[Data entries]
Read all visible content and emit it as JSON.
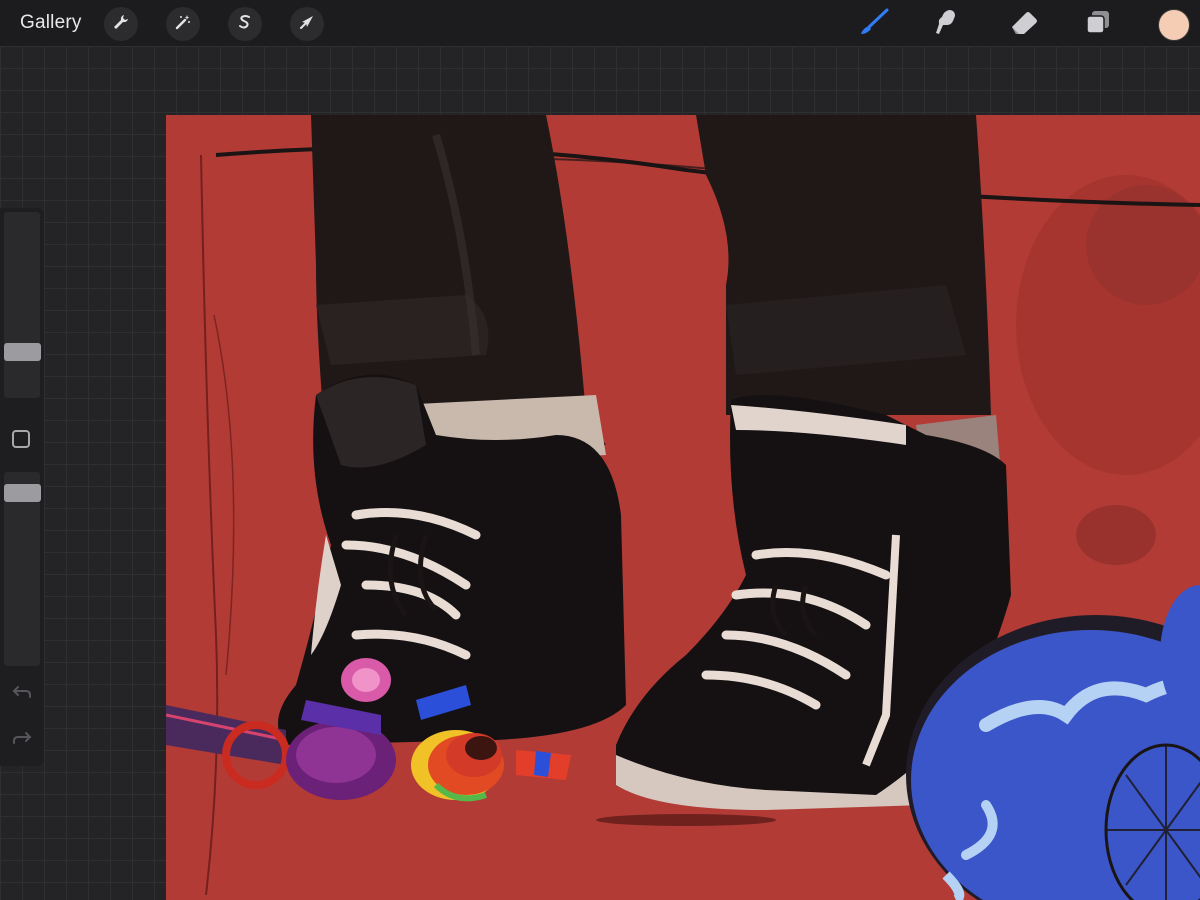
{
  "toolbar": {
    "gallery_label": "Gallery",
    "left_tools": [
      {
        "name": "actions",
        "icon": "wrench-icon"
      },
      {
        "name": "adjustments",
        "icon": "magic-wand-icon"
      },
      {
        "name": "selection",
        "icon": "selection-s-icon"
      },
      {
        "name": "transform",
        "icon": "arrow-cursor-icon"
      }
    ],
    "right_tools": [
      {
        "name": "brush",
        "icon": "brush-icon",
        "active": true,
        "color": "#2f7cf6"
      },
      {
        "name": "smudge",
        "icon": "smudge-finger-icon",
        "active": false
      },
      {
        "name": "eraser",
        "icon": "eraser-icon",
        "active": false
      },
      {
        "name": "layers",
        "icon": "layers-icon",
        "active": false
      }
    ],
    "current_color": "#f5cdb4"
  },
  "sidebar": {
    "brush_size_level": 0.22,
    "opacity_level": 0.93,
    "modify_button_icon": "square-icon",
    "undo_icon": "undo-arrow-icon",
    "redo_icon": "redo-arrow-icon"
  },
  "canvas": {
    "background_color": "#b33b36",
    "artwork": "sneakers-with-party-streamers-and-blue-balloons"
  }
}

§ TASK
From the entries above, select each line containing the string "icon".

§ CORRECT OUTPUT
        "icon": "wrench-icon"
        "icon": "magic-wand-icon"
        "icon": "selection-s-icon"
        "icon": "arrow-cursor-icon"
        "icon": "brush-icon",
        "icon": "smudge-finger-icon",
        "icon": "eraser-icon",
        "icon": "layers-icon",
    "modify_button_icon": "square-icon",
    "undo_icon": "undo-arrow-icon",
    "redo_icon": "redo-arrow-icon"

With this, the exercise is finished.